→ Request
Pick out the lines below with "Гипертензивная" and list them.

— start Records for the exercise —

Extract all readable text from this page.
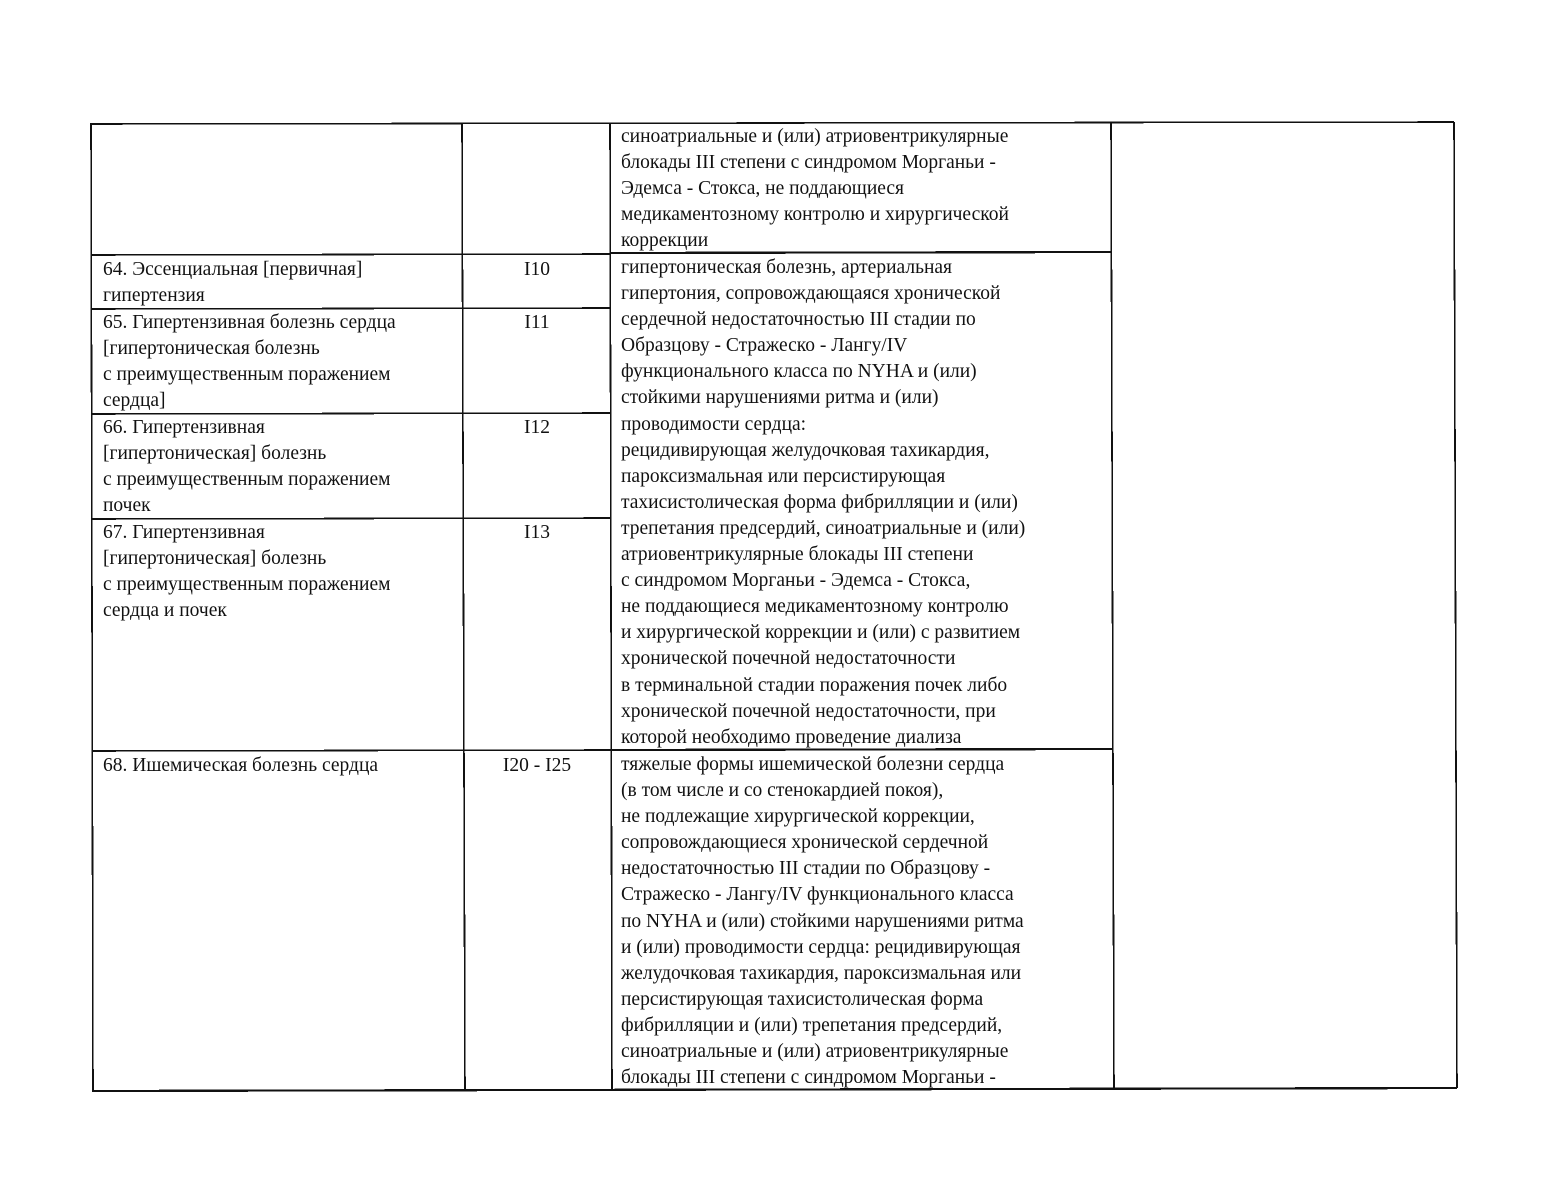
синоатриальные и (или) атриовентрикулярные
блокады III степени с синдромом Морганьи -
Эдемса - Стокса, не поддающиеся
медикаментозному контролю и хирургической
коррекции
64. Эссенциальная [первичная]
гипертензия
I10
65. Гипертензивная болезнь сердца
[гипертоническая болезнь
с преимущественным поражением
сердца]
I11
66. Гипертензивная
[гипертоническая] болезнь
с преимущественным поражением
почек
I12
67. Гипертензивная
[гипертоническая] болезнь
с преимущественным поражением
сердца и почек
I13
гипертоническая болезнь, артериальная
гипертония, сопровождающаяся хронической
сердечной недостаточностью III стадии по
Образцову - Стражеско - Лангу/IV
функционального класса по NYHA и (или)
стойкими нарушениями ритма и (или)
проводимости сердца:
рецидивирующая желудочковая тахикардия,
пароксизмальная или персистирующая
тахисистолическая форма фибрилляции и (или)
трепетания предсердий, синоатриальные и (или)
атриовентрикулярные блокады III степени
с синдромом Морганьи - Эдемса - Стокса,
не поддающиеся медикаментозному контролю
и хирургической коррекции и (или) с развитием
хронической почечной недостаточности
в терминальной стадии поражения почек либо
хронической почечной недостаточности, при
которой необходимо проведение диализа
68. Ишемическая болезнь сердца	I20 - I25	тяжелые формы ишемической болезни сердца
(в том числе и со стенокардией покоя),
не подлежащие хирургической коррекции,
сопровождающиеся хронической сердечной
недостаточностью III стадии по Образцову -
Стражеско - Лангу/IV функционального класса
по NYHA и (или) стойкими нарушениями ритма
и (или) проводимости сердца: рецидивирующая
желудочковая тахикардия, пароксизмальная или
персистирующая тахисистолическая форма
фибрилляции и (или) трепетания предсердий,
синоатриальные и (или) атриовентрикулярные
блокады III степени с синдромом Морганьи -
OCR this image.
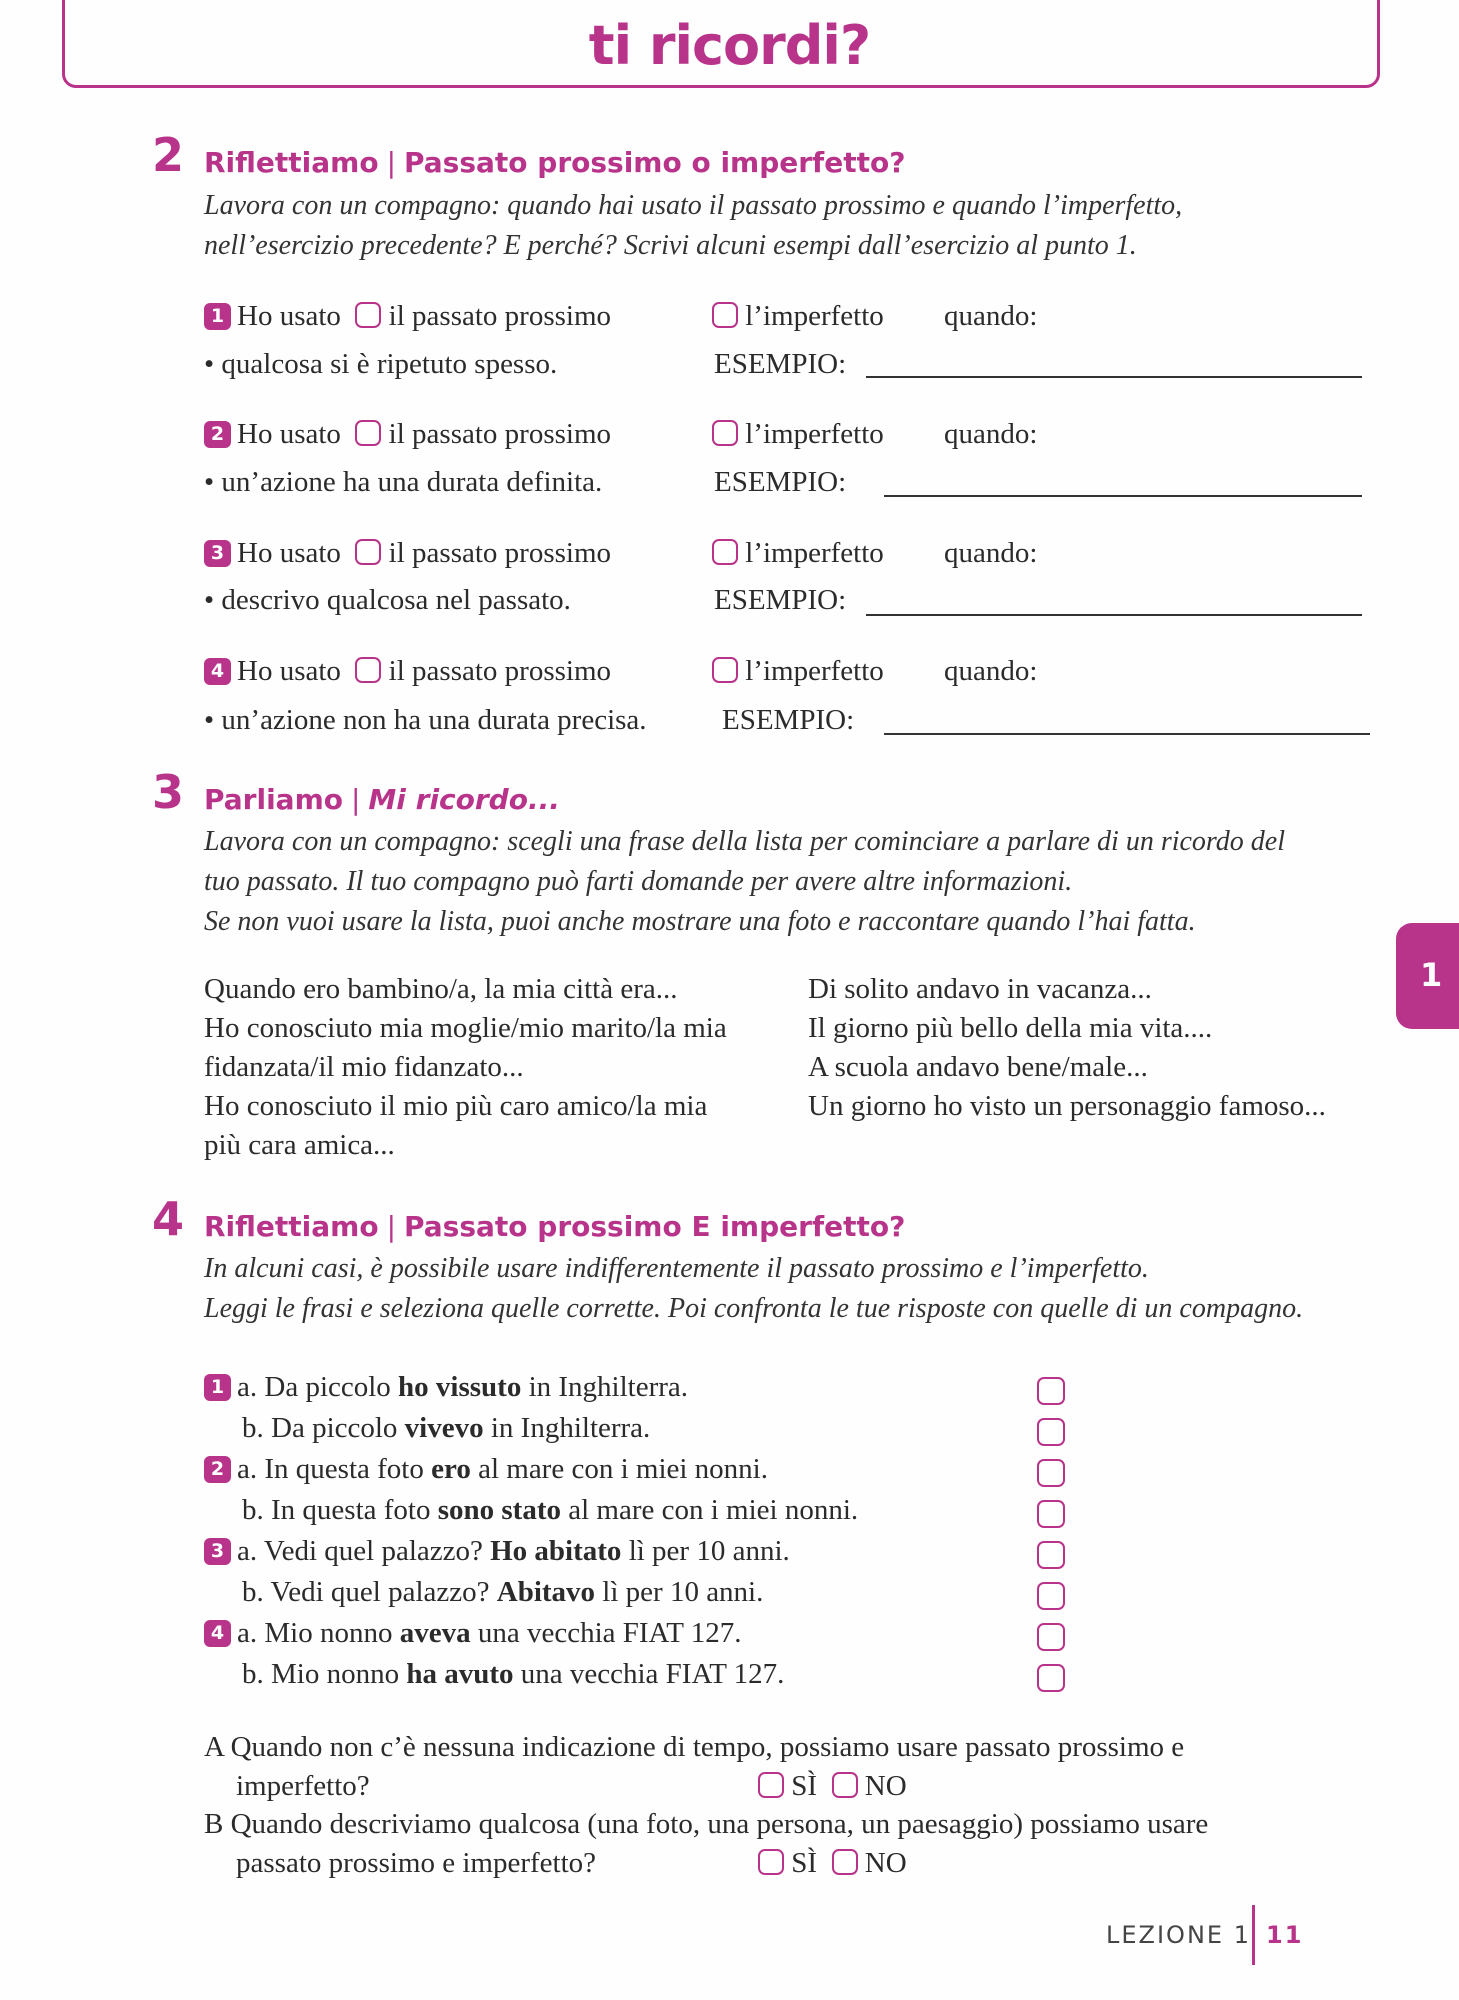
ti ricordi?
2 Riflettiamo | Passato prossimo o imperfetto?
Lavora con un compagno: quando hai usato il passato prossimo e quando l’imperfetto,
nell’esercizio precedente? E perché? Scrivi alcuni esempi dall’esercizio al punto 1.
1 Ho usato il passato prossimo	l’imperfetto quando:
• qualcosa si è ripetuto spesso.	ESEMPIO:
2 Ho usato il passato prossimo	l’imperfetto quando:
• un’azione ha una durata definita.	ESEMPIO:
3 Ho usato il passato prossimo	l’imperfetto quando:
• descrivo qualcosa nel passato.	ESEMPIO:
4 Ho usato il passato prossimo	l’imperfetto quando:
• un’azione non ha una durata precisa.	ESEMPIO:
3 Parliamo | Mi ricordo...
Lavora con un compagno: scegli una frase della lista per cominciare a parlare di un ricordo del
tuo passato. Il tuo compagno può farti domande per avere altre informazioni.
Se non vuoi usare la lista, puoi anche mostrare una foto e raccontare quando l’hai fatta.
Quando ero bambino/a, la mia città era...
Ho conosciuto mia moglie/mio marito/la mia
fidanzata/il mio fidanzato...
Ho conosciuto il mio più caro amico/la mia
più cara amica...
Di solito andavo in vacanza...
Il giorno più bello della mia vita....
A scuola andavo bene/male...
Un giorno ho visto un personaggio famoso...
1
4 Riflettiamo | Passato prossimo E imperfetto?
In alcuni casi, è possibile usare indifferentemente il passato prossimo e l’imperfetto.
Leggi le frasi e seleziona quelle corrette. Poi confronta le tue risposte con quelle di un compagno.
1 a. Da piccolo ho vissuto in Inghilterra.
b. Da piccolo vivevo in Inghilterra.
2 a. In questa foto ero al mare con i miei nonni.
b. In questa foto sono stato al mare con i miei nonni.
3 a. Vedi quel palazzo? Ho abitato lì per 10 anni.
b. Vedi quel palazzo? Abitavo lì per 10 anni.
4 a. Mio nonno aveva una vecchia FIAT 127.
b. Mio nonno ha avuto una vecchia FIAT 127.
A Quando non c’è nessuna indicazione di tempo, possiamo usare passato prossimo e
imperfetto?	SÌ NO
B Quando descriviamo qualcosa (una foto, una persona, un paesaggio) possiamo usare
passato prossimo e imperfetto?	SÌ NO
LEZIONE 1 11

— end Records for the exercise —

→ Answer to the problem
65. Гипертензивная болезнь сердца
66. Гипертензивная
67. Гипертензивная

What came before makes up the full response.